* **WHAT YOU ARE ASKED TO DO**
Repeat each entry in full, exactly.

(begin)

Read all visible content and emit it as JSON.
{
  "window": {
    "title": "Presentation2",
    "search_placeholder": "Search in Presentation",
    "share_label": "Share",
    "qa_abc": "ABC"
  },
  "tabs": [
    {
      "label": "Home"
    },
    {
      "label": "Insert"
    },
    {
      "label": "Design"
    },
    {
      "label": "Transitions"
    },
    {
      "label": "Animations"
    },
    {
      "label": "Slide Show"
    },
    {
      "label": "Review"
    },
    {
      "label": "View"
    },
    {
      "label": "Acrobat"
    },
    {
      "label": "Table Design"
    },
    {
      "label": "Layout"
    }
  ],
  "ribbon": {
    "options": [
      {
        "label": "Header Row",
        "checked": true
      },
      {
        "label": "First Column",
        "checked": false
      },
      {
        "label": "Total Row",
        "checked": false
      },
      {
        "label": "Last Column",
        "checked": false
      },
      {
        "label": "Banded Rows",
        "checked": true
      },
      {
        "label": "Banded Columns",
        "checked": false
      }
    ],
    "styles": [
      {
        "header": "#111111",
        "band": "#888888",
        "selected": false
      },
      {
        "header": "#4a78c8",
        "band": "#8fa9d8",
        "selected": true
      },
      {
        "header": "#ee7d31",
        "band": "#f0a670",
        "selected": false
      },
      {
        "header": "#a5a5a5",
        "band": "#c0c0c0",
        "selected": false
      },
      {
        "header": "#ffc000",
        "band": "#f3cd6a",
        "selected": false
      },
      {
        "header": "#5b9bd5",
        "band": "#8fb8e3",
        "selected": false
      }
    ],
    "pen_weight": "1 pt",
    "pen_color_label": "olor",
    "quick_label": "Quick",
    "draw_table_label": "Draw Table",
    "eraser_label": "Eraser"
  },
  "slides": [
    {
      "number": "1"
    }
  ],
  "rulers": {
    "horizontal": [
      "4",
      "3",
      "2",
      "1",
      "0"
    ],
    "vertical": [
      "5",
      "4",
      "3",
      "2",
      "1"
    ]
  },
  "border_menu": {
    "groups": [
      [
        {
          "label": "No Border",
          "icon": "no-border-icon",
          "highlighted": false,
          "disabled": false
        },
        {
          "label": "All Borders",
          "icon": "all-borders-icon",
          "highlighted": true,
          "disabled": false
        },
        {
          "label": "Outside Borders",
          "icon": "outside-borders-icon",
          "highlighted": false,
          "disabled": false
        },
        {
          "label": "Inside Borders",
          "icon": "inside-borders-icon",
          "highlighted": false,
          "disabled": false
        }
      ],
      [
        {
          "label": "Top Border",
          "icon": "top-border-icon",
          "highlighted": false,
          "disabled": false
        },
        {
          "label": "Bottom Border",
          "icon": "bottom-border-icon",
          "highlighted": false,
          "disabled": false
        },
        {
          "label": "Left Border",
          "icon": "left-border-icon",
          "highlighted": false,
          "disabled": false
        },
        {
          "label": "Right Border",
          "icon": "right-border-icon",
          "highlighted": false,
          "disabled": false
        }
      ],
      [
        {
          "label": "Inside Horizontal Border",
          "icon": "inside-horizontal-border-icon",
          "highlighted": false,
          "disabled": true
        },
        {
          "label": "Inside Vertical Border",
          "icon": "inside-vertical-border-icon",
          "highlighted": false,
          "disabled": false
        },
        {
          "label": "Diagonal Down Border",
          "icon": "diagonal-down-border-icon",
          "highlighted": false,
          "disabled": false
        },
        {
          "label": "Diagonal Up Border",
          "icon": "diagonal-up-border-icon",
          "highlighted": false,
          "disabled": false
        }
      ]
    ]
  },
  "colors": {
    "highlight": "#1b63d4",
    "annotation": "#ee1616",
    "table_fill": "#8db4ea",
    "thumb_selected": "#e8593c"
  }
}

(end)

* **TASK ANSWER**
Read all visible content and emit it as JSON.
{
  "window": {
    "title": "Presentation2",
    "search_placeholder": "Search in Presentation",
    "share_label": "Share",
    "qa_abc": "ABC"
  },
  "tabs": [
    {
      "label": "Home"
    },
    {
      "label": "Insert"
    },
    {
      "label": "Design"
    },
    {
      "label": "Transitions"
    },
    {
      "label": "Animations"
    },
    {
      "label": "Slide Show"
    },
    {
      "label": "Review"
    },
    {
      "label": "View"
    },
    {
      "label": "Acrobat"
    },
    {
      "label": "Table Design"
    },
    {
      "label": "Layout"
    }
  ],
  "ribbon": {
    "options": [
      {
        "label": "Header Row",
        "checked": true
      },
      {
        "label": "First Column",
        "checked": false
      },
      {
        "label": "Total Row",
        "checked": false
      },
      {
        "label": "Last Column",
        "checked": false
      },
      {
        "label": "Banded Rows",
        "checked": true
      },
      {
        "label": "Banded Columns",
        "checked": false
      }
    ],
    "styles": [
      {
        "header": "#111111",
        "band": "#888888",
        "selected": false
      },
      {
        "header": "#4a78c8",
        "band": "#8fa9d8",
        "selected": true
      },
      {
        "header": "#ee7d31",
        "band": "#f0a670",
        "selected": false
      },
      {
        "header": "#a5a5a5",
        "band": "#c0c0c0",
        "selected": false
      },
      {
        "header": "#ffc000",
        "band": "#f3cd6a",
        "selected": false
      },
      {
        "header": "#5b9bd5",
        "band": "#8fb8e3",
        "selected": false
      }
    ],
    "pen_weight": "1 pt",
    "pen_color_label": "olor",
    "quick_label": "Quick",
    "draw_table_label": "Draw Table",
    "eraser_label": "Eraser"
  },
  "slides": [
    {
      "number": "1"
    }
  ],
  "rulers": {
    "horizontal": [
      "4",
      "3",
      "2",
      "1",
      "0"
    ],
    "vertical": [
      "5",
      "4",
      "3",
      "2",
      "1"
    ]
  },
  "border_menu": {
    "groups": [
      [
        {
          "label": "No Border",
          "icon": "no-border-icon",
          "highlighted": false,
          "disabled": false
        },
        {
          "label": "All Borders",
          "icon": "all-borders-icon",
          "highlighted": true,
          "disabled": false
        },
        {
          "label": "Outside Borders",
          "icon": "outside-borders-icon",
          "highlighted": false,
          "disabled": false
        },
        {
          "label": "Inside Borders",
          "icon": "inside-borders-icon",
          "highlighted": false,
          "disabled": false
        }
      ],
      [
        {
          "label": "Top Border",
          "icon": "top-border-icon",
          "highlighted": false,
          "disabled": false
        },
        {
          "label": "Bottom Border",
          "icon": "bottom-border-icon",
          "highlighted": false,
          "disabled": false
        },
        {
          "label": "Left Border",
          "icon": "left-border-icon",
          "highlighted": false,
          "disabled": false
        },
        {
          "label": "Right Border",
          "icon": "right-border-icon",
          "highlighted": false,
          "disabled": false
        }
      ],
      [
        {
          "label": "Inside Horizontal Border",
          "icon": "inside-horizontal-border-icon",
          "highlighted": false,
          "disabled": true
        },
        {
          "label": "Inside Vertical Border",
          "icon": "inside-vertical-border-icon",
          "highlighted": false,
          "disabled": false
        },
        {
          "label": "Diagonal Down Border",
          "icon": "diagonal-down-border-icon",
          "highlighted": false,
          "disabled": false
        },
        {
          "label": "Diagonal Up Border",
          "icon": "diagonal-up-border-icon",
          "highlighted": false,
          "disabled": false
        }
      ]
    ]
  },
  "colors": {
    "highlight": "#1b63d4",
    "annotation": "#ee1616",
    "table_fill": "#8db4ea",
    "thumb_selected": "#e8593c"
  }
}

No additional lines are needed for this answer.